## Quoted text

- - -

Spent a recent weekend in Copenhagen, and had some wonderful dining experiences:

Noma: This was a truly sublime experience, and well worth its place in the world's best. A second or third michelin star can only be a matter of time. We had the 7 course tasting menu with matching wines. It was truly exceptional cooking of the highest standard. Delicate and refined and with the freshest of ingredients. There was an overwhelming natural resonance to the ingredients which was intoxicating. All the food was sourced from scandinavia (deer, elderberries, scallops, squid, mussel, walnuts, seaweed, skate to name some of the foods we had). It truly had soul.

Some standout courses:

Pickled skate and elderberries and a foamed mussel sauce: Gorgeously delicate skate punctuated with the kick of each elderberry, and the delightful hint of mussels with the foam. I'm not overly keen on foams but this hit just the right note.

Squid with truffles, with a hazelnut sauce and yoghurt: Absolute heaven! Delicate squid made intense with the truffles, and then transcended to another level with a rich hazelnut sauce, offset with a mix of yoghurt. Paired with this a wonderfully complex and richly perfumed slovenian wine (ribolla grape from simcic).

Vension sausage and poached pear with walnuts and verbena: The vension achieved an impossible richness and delicateness all at once. Offset to perfection with the pear. It sounds odd to say, but you almost felt at one with nature eating this dish. Overwhelming.

Dessert of milk in different textures with mountain cloud berries: Milk in various reductions, down to a richly textured sauce and then eventually a wafer. An inventive and intelligent course, but never forsaking the taste. A delight.

- - -

## Record set
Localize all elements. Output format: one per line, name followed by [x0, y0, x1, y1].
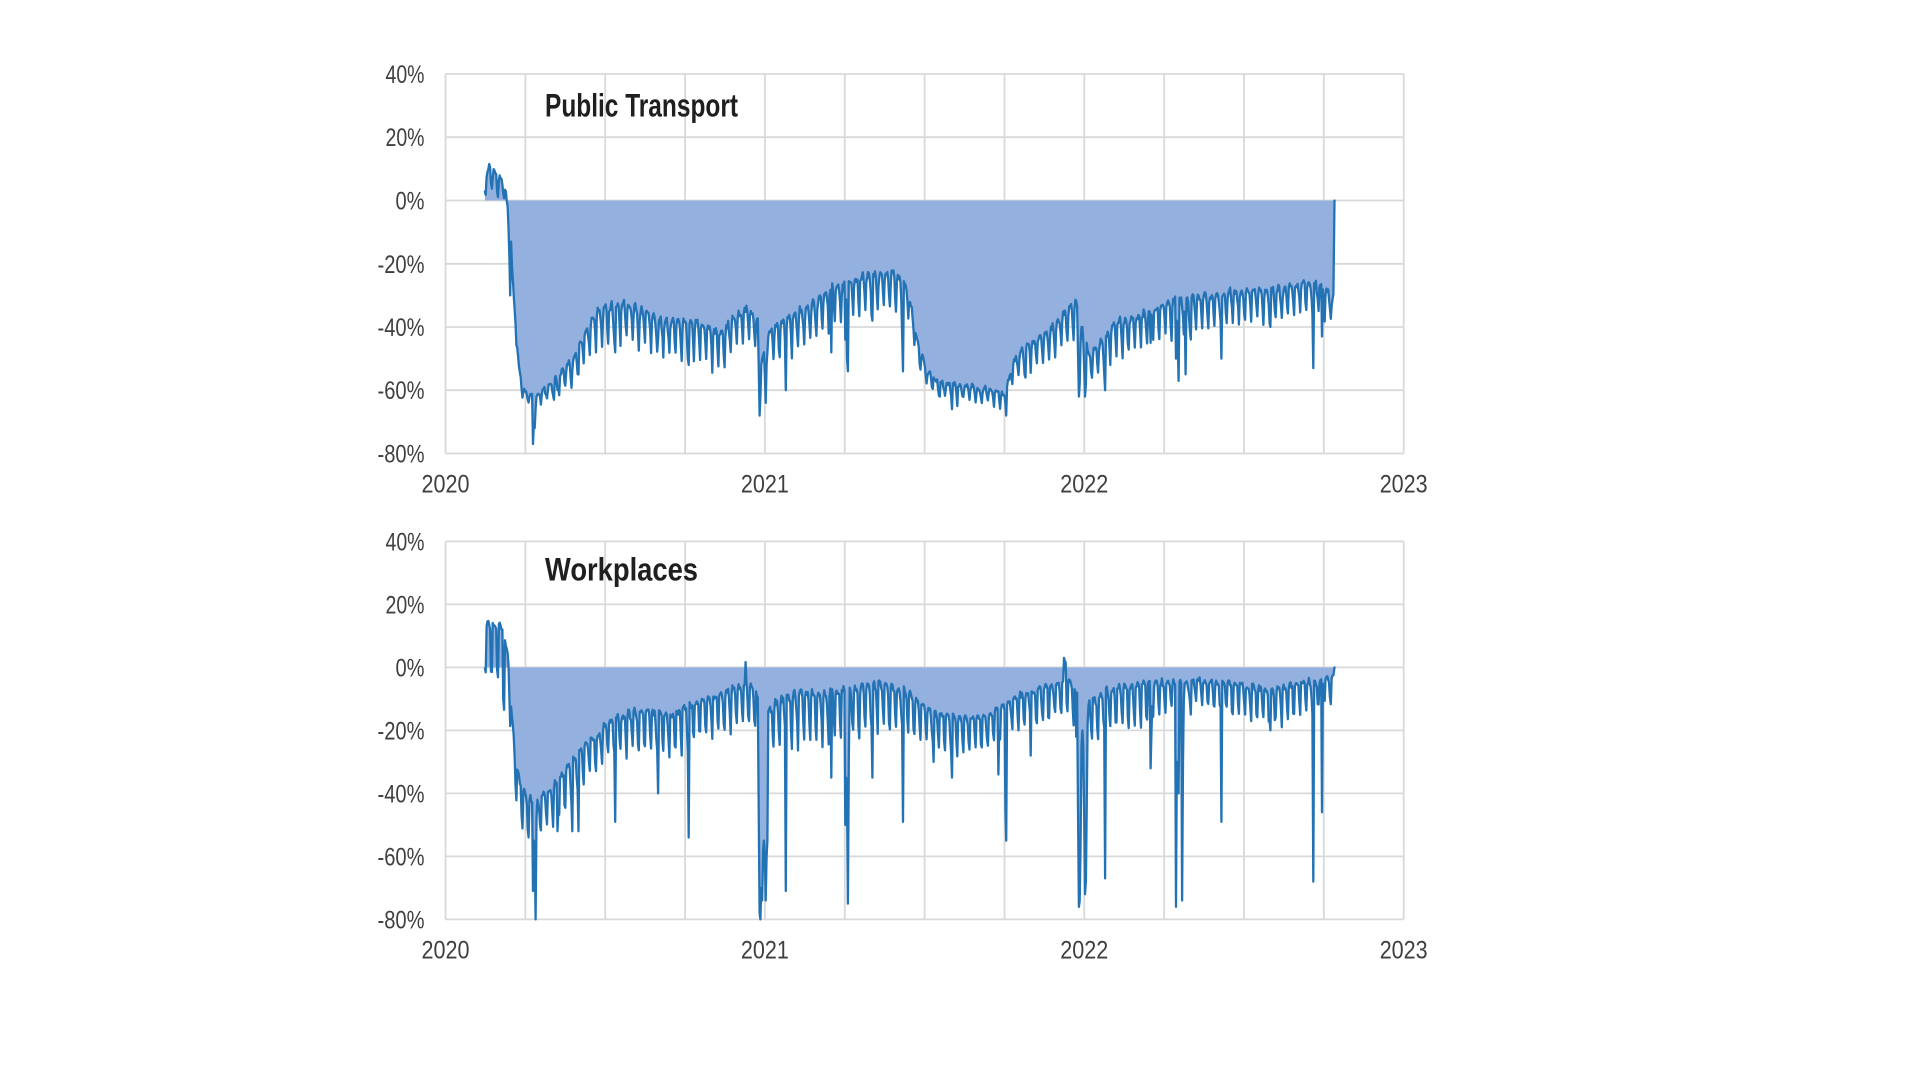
- svg-text:-40%: -40%: [378, 780, 425, 808]
- svg-text:-80%: -80%: [378, 441, 425, 469]
- svg-text:2021: 2021: [741, 937, 789, 965]
- svg-text:2021: 2021: [741, 471, 789, 499]
- svg-text:2020: 2020: [422, 471, 470, 499]
- svg-text:-20%: -20%: [378, 251, 425, 279]
- svg-text:2023: 2023: [1380, 937, 1428, 965]
- svg-text:2022: 2022: [1060, 937, 1108, 965]
- svg-text:Public Transport: Public Transport: [545, 88, 738, 124]
- svg-text:Workplaces: Workplaces: [545, 552, 698, 588]
- svg-text:2020: 2020: [422, 937, 470, 965]
- svg-text:2023: 2023: [1380, 471, 1428, 499]
- svg-text:-80%: -80%: [378, 906, 425, 934]
- svg-text:20%: 20%: [386, 591, 425, 619]
- svg-text:-40%: -40%: [378, 314, 425, 342]
- svg-text:0%: 0%: [396, 188, 425, 216]
- svg-text:-20%: -20%: [378, 717, 425, 745]
- svg-text:40%: 40%: [386, 528, 425, 556]
- svg-text:40%: 40%: [386, 61, 425, 89]
- svg-text:-60%: -60%: [378, 377, 425, 405]
- svg-text:0%: 0%: [396, 654, 425, 682]
- svg-text:-60%: -60%: [378, 843, 425, 871]
- svg-text:2022: 2022: [1060, 471, 1108, 499]
- svg-text:20%: 20%: [386, 124, 425, 152]
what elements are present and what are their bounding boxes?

- - -

## Problems to solve
1: Summarize the Noma review in two sentences.
2: According to the Noma review, what grape was the Slovenian wine served with the squid course made from?
3: Transcribe everything in the Noma review from "Vension sausage and" down to "this dish. Overwhelming.".

## Exercise answers
1: During a weekend in Copenhagen, the writer had the 7-course tasting menu with matching wines at Noma and praised it as exceptional, refined cooking built on the freshest ingredients, all sourced from Scandinavia. Standout courses included pickled skate with elderberries and a foamed mussel sauce, squid with truffles, hazelnut sauce and yoghurt, and a dessert of milk in different textures with mountain cloud berries.

2: The ribolla grape, from Simcic.

3:
Vension sausage and poached pear with walnuts and verbena: The vension achieved an impossible richness and delicateness all at once. Offset to perfection with the pear. It sounds odd to say, but you almost felt at one with nature eating this dish. Overwhelming.